→ DATA SUPPLIED
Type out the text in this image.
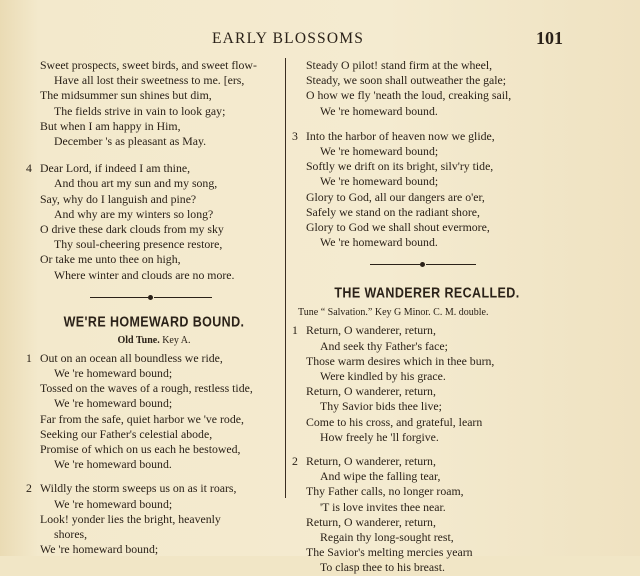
EARLY BLOSSOMS	101
Sweet prospects, sweet birds, and sweet flow-
Have all lost their sweetness to me. [ers,
The midsummer sun shines but dim,
The fields strive in vain to look gay;
But when I am happy in Him,
December 's as pleasant as May.
4 Dear Lord, if indeed I am thine,
And thou art my sun and my song,
Say, why do I languish and pine?
And why are my winters so long?
O drive these dark clouds from my sky
Thy soul-cheering presence restore,
Or take me unto thee on high,
Where winter and clouds are no more.
WE'RE HOMEWARD BOUND.
Old Tune. Key A.
1 Out on an ocean all boundless we ride,
We 're homeward bound;
Tossed on the waves of a rough, restless tide,
We 're homeward bound;
Far from the safe, quiet harbor we 've rode,
Seeking our Father's celestial abode,
Promise of which on us each he bestowed,
We 're homeward bound.
2 Wildly the storm sweeps us on as it roars,
We 're homeward bound;
Look! yonder lies the bright, heavenly
shores,
We 're homeward bound;
Steady O pilot! stand firm at the wheel,
Steady, we soon shall outweather the gale;
O how we fly 'neath the loud, creaking sail,
We 're homeward bound.
3 Into the harbor of heaven now we glide,
We 're homeward bound;
Softly we drift on its bright, silv'ry tide,
We 're homeward bound;
Glory to God, all our dangers are o'er,
Safely we stand on the radiant shore,
Glory to God we shall shout evermore,
We 're homeward bound.
THE WANDERER RECALLED.
Tune “ Salvation.” Key G Minor. C. M. double.
1 Return, O wanderer, return,
And seek thy Father's face;
Those warm desires which in thee burn,
Were kindled by his grace.
Return, O wanderer, return,
Thy Savior bids thee live;
Come to his cross, and grateful, learn
How freely he 'll forgive.
2 Return, O wanderer, return,
And wipe the falling tear,
Thy Father calls, no longer roam,
'T is love invites thee near.
Return, O wanderer, return,
Regain thy long-sought rest,
The Savior's melting mercies yearn
To clasp thee to his breast.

→ YOUR TASK
Set the listing down in full and exactly. Pictures within it should not appear in the copy.

→ COMPLETED EXERCISE
Type out the text in this image.
EARLY BLOSSOMS	101
Sweet prospects, sweet birds, and sweet flow-
Have all lost their sweetness to me. [ers,
The midsummer sun shines but dim,
The fields strive in vain to look gay;
But when I am happy in Him,
December 's as pleasant as May.
4 Dear Lord, if indeed I am thine,
And thou art my sun and my song,
Say, why do I languish and pine?
And why are my winters so long?
O drive these dark clouds from my sky
Thy soul-cheering presence restore,
Or take me unto thee on high,
Where winter and clouds are no more.
WE'RE HOMEWARD BOUND.
Old Tune. Key A.
1 Out on an ocean all boundless we ride,
We 're homeward bound;
Tossed on the waves of a rough, restless tide,
We 're homeward bound;
Far from the safe, quiet harbor we 've rode,
Seeking our Father's celestial abode,
Promise of which on us each he bestowed,
We 're homeward bound.
2 Wildly the storm sweeps us on as it roars,
We 're homeward bound;
Look! yonder lies the bright, heavenly
shores,
We 're homeward bound;
Steady O pilot! stand firm at the wheel,
Steady, we soon shall outweather the gale;
O how we fly 'neath the loud, creaking sail,
We 're homeward bound.
3 Into the harbor of heaven now we glide,
We 're homeward bound;
Softly we drift on its bright, silv'ry tide,
We 're homeward bound;
Glory to God, all our dangers are o'er,
Safely we stand on the radiant shore,
Glory to God we shall shout evermore,
We 're homeward bound.
THE WANDERER RECALLED.
Tune “ Salvation.” Key G Minor. C. M. double.
1 Return, O wanderer, return,
And seek thy Father's face;
Those warm desires which in thee burn,
Were kindled by his grace.
Return, O wanderer, return,
Thy Savior bids thee live;
Come to his cross, and grateful, learn
How freely he 'll forgive.
2 Return, O wanderer, return,
And wipe the falling tear,
Thy Father calls, no longer roam,
'T is love invites thee near.
Return, O wanderer, return,
Regain thy long-sought rest,
The Savior's melting mercies yearn
To clasp thee to his breast.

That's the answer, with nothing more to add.